> _Problem statement_
Would it be possible to write out each entry below exactly, without the pictures?

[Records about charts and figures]
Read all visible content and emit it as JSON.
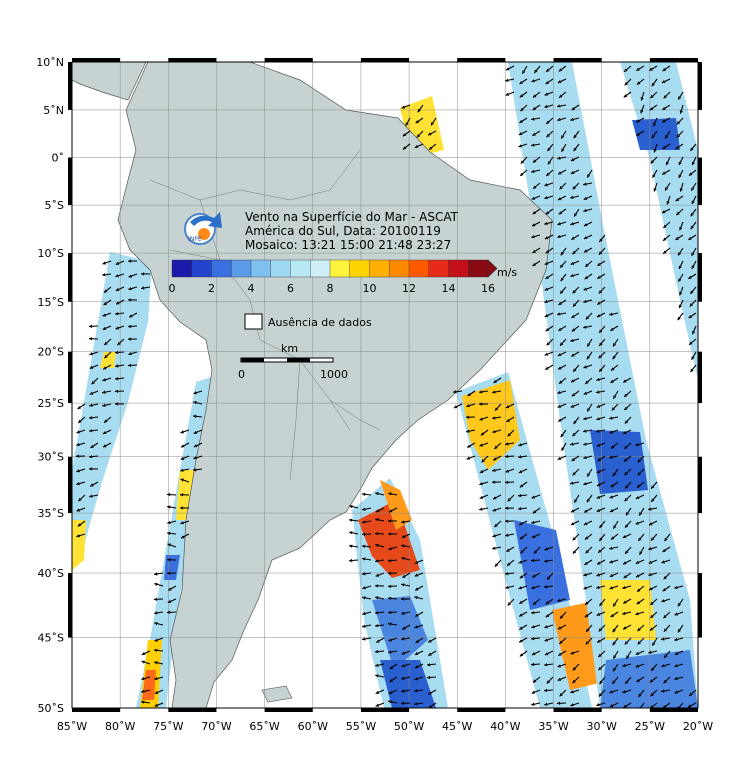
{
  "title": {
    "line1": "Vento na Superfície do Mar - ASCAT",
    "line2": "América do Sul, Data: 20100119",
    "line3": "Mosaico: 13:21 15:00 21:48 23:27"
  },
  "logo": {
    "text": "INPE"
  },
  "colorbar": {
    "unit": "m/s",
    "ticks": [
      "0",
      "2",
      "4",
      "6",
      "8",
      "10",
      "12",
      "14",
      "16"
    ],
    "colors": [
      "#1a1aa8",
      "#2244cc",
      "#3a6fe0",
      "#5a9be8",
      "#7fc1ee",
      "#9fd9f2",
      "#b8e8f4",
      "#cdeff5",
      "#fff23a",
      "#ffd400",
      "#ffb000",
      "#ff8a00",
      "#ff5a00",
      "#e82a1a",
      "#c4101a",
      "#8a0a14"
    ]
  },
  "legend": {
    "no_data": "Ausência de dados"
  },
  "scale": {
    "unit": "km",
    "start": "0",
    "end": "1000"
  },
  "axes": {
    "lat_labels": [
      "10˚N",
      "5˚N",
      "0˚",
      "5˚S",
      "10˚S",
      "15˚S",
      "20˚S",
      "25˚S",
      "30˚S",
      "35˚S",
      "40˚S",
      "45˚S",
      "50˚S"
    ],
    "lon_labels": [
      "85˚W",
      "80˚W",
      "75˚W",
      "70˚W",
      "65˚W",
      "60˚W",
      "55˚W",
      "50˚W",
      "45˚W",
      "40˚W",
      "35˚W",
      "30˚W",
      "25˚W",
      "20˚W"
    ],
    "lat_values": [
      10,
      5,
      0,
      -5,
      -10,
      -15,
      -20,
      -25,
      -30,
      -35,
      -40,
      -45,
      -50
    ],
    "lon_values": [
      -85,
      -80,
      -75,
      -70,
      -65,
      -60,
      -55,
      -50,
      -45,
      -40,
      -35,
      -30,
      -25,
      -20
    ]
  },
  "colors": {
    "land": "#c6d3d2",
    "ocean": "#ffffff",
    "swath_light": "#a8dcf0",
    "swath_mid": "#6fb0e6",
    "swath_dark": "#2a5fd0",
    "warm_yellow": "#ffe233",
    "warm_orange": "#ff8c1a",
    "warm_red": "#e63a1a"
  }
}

> _Output for this exercise_
Read all visible content and emit it as JSON.
{
  "title": {
    "line1": "Vento na Superfície do Mar - ASCAT",
    "line2": "América do Sul, Data: 20100119",
    "line3": "Mosaico: 13:21 15:00 21:48 23:27"
  },
  "logo": {
    "text": "INPE"
  },
  "colorbar": {
    "unit": "m/s",
    "ticks": [
      "0",
      "2",
      "4",
      "6",
      "8",
      "10",
      "12",
      "14",
      "16"
    ],
    "colors": [
      "#1a1aa8",
      "#2244cc",
      "#3a6fe0",
      "#5a9be8",
      "#7fc1ee",
      "#9fd9f2",
      "#b8e8f4",
      "#cdeff5",
      "#fff23a",
      "#ffd400",
      "#ffb000",
      "#ff8a00",
      "#ff5a00",
      "#e82a1a",
      "#c4101a",
      "#8a0a14"
    ]
  },
  "legend": {
    "no_data": "Ausência de dados"
  },
  "scale": {
    "unit": "km",
    "start": "0",
    "end": "1000"
  },
  "axes": {
    "lat_labels": [
      "10˚N",
      "5˚N",
      "0˚",
      "5˚S",
      "10˚S",
      "15˚S",
      "20˚S",
      "25˚S",
      "30˚S",
      "35˚S",
      "40˚S",
      "45˚S",
      "50˚S"
    ],
    "lon_labels": [
      "85˚W",
      "80˚W",
      "75˚W",
      "70˚W",
      "65˚W",
      "60˚W",
      "55˚W",
      "50˚W",
      "45˚W",
      "40˚W",
      "35˚W",
      "30˚W",
      "25˚W",
      "20˚W"
    ],
    "lat_values": [
      10,
      5,
      0,
      -5,
      -10,
      -15,
      -20,
      -25,
      -30,
      -35,
      -40,
      -45,
      -50
    ],
    "lon_values": [
      -85,
      -80,
      -75,
      -70,
      -65,
      -60,
      -55,
      -50,
      -45,
      -40,
      -35,
      -30,
      -25,
      -20
    ]
  },
  "colors": {
    "land": "#c6d3d2",
    "ocean": "#ffffff",
    "swath_light": "#a8dcf0",
    "swath_mid": "#6fb0e6",
    "swath_dark": "#2a5fd0",
    "warm_yellow": "#ffe233",
    "warm_orange": "#ff8c1a",
    "warm_red": "#e63a1a"
  }
}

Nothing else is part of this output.